Sebutkan semua kegiatan yang dicakup oleh inisiatif kerja sama keamanan maritim dalam teks tentang ASEAN+3.

__Teks Bacaan__.
- - - -

Geo-Politik
Peningkatan Kerja Sama Maritim ASEAN+3 dan Implikasinya bagi Poros Maritim Indonesia
Dalam menghadapi ketegangan di Laut China Selatan dan meningkatnya aktivitas militer di kawasan Indo-Pasifik, negara-negara ASEAN bersama China, Jepang, dan Korea Selatan (ASEAN+3) memperkuat dialog dan kerja sama keamanan maritim. Inisiatif ini mencakup latihan bersama, pembagian informasi, dan peningkatan kapasitas penegakan hukum di laut. Dinamika aktor dalam forum ini kompleks: China berupaya menunjukkan komitmennya sebagai mitra yang konstruktif, sementara Jepang dan Korea Selatan berusaha mengukuhkan peran strategis mereka di luar aliansi dengan AS. Bagi Indonesia, sebagai negara dengan klaim ZEE terbesar di ASEAN dan penggagas Poros Maritim Dunia, kerja sama ini adalah instrumen vital. Ini memungkinkan Indonesia mengelola potensi konflik di perairan Natuna yang tumpang tindih dengan klaim Nine-Dash Line China, melalui mekanisme multilateral yang lebih terstruktur. Implikasi jangka pendeknya adalah peningkatan kemampuan pengawasan dan penanganan ancaman nontradisional seperti pembajakan dan penangkapan ikan ilegal. Jangka panjang, kesuksesan forum ini dapat menjadi model untuk membangun norma dan tata kelola maritim kawasan yang inklusif, memperkuat sentralitas ASEAN, dan mengamankan kepentingan ekonomi-strategis Indonesia di jalur pelayaran global.

- - - -

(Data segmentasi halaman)

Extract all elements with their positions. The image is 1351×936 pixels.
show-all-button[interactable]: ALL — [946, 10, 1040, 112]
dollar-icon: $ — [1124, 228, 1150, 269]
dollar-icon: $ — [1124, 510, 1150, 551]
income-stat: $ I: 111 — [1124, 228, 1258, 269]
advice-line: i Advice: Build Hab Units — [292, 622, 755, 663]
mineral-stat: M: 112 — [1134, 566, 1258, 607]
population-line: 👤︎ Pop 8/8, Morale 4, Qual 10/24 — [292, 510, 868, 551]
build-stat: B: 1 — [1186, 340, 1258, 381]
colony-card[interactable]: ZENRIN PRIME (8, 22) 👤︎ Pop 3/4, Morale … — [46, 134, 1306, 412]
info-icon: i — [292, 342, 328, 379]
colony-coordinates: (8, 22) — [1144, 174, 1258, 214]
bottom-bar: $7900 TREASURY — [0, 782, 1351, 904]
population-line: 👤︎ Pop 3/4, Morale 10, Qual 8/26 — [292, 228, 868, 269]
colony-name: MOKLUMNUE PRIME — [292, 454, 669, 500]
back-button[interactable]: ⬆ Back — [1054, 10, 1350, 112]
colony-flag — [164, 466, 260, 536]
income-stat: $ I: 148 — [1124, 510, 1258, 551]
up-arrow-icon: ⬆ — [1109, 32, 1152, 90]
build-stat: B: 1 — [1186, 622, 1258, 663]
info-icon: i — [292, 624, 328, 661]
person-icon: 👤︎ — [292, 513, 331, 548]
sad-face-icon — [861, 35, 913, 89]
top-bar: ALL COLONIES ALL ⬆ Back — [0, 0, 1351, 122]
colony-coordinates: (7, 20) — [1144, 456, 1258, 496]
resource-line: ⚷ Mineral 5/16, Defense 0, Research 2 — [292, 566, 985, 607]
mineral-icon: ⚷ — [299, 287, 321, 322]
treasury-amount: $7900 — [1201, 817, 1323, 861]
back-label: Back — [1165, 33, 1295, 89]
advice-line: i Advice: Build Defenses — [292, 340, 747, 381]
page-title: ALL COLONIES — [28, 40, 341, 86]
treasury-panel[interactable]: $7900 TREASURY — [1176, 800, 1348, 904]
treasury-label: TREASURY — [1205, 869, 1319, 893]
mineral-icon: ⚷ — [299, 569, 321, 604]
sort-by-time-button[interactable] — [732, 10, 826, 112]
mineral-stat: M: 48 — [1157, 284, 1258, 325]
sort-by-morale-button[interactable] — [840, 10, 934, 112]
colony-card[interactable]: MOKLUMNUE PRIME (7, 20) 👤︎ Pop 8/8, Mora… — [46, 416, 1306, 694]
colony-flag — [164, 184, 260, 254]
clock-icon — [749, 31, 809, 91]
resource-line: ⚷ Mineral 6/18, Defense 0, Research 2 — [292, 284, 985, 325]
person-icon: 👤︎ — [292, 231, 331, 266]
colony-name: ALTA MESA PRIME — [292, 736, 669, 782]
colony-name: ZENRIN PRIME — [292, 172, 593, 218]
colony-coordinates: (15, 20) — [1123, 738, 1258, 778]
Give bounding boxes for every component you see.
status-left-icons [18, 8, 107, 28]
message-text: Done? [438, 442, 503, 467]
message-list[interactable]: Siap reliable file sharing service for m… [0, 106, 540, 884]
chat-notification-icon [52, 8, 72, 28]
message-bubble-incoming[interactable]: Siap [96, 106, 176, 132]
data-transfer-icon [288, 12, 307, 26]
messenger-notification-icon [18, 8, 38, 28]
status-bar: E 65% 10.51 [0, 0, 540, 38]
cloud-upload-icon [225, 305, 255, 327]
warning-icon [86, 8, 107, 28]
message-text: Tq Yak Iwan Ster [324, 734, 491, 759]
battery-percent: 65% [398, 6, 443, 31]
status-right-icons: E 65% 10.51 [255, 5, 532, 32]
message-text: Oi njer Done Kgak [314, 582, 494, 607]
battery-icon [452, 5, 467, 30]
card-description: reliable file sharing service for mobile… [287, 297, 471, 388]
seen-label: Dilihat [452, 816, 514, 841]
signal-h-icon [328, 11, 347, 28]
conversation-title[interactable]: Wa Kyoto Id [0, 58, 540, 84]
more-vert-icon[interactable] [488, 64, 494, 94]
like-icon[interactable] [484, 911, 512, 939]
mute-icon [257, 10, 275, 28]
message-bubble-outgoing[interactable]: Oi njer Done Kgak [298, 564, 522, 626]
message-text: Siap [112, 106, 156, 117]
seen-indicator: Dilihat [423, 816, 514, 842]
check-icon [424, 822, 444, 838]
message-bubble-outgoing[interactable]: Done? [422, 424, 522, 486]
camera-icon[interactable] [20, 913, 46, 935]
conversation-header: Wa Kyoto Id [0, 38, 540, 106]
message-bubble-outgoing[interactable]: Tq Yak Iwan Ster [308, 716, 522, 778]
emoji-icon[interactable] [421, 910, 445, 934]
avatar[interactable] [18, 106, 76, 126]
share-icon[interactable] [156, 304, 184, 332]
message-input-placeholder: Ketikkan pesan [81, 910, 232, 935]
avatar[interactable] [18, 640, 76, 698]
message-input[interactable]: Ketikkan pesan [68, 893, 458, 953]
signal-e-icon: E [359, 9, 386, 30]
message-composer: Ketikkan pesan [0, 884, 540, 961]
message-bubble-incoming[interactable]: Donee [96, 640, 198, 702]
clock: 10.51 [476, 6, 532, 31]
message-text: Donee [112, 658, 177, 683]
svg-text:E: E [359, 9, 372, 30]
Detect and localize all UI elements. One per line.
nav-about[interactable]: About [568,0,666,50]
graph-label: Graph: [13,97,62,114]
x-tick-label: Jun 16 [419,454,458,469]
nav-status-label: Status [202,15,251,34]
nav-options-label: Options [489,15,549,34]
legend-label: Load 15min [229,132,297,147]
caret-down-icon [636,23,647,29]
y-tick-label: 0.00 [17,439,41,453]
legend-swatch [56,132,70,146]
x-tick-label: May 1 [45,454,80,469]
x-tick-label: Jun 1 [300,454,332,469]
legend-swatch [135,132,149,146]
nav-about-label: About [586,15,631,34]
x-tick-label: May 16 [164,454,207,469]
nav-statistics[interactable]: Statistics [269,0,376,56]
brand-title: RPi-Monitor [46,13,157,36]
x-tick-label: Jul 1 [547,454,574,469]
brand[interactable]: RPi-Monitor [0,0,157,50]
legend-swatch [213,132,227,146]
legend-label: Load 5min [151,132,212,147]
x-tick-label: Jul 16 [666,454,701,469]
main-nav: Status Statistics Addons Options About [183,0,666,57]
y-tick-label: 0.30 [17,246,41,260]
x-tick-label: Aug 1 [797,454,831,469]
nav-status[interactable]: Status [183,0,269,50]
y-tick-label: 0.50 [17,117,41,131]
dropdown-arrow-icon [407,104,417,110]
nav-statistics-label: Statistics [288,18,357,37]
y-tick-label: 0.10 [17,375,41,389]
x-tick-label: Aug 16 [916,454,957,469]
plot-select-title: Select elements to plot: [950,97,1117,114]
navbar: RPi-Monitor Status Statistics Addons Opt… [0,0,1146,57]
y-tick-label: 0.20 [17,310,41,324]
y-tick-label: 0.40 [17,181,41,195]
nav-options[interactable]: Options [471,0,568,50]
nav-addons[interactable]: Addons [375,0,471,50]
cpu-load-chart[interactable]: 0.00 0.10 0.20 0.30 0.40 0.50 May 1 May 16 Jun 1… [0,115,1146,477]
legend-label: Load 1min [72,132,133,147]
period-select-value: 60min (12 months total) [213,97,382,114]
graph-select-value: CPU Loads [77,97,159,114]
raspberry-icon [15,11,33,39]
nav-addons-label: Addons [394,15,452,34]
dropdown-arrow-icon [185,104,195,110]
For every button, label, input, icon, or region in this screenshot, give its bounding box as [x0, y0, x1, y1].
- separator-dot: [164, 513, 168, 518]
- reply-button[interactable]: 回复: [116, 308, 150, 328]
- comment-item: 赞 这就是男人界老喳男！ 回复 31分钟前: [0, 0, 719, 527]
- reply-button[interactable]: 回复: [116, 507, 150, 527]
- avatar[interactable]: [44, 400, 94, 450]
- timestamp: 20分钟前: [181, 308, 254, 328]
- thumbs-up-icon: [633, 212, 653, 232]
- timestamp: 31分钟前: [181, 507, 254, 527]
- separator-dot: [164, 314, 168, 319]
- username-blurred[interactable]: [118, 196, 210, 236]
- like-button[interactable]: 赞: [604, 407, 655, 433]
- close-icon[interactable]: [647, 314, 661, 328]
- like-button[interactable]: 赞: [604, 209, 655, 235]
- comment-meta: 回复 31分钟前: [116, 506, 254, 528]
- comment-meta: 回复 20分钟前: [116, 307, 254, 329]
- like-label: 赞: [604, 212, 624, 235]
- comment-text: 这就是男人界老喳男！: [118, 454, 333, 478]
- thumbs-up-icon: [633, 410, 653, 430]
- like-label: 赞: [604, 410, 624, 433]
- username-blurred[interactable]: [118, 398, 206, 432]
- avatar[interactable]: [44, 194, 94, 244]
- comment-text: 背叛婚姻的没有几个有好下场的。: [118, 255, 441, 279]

- - - -

__Hasil Tugas__.
- Latihan bersama
- Pembagian informasi
- Peningkatan kapasitas penegakan hukum di laut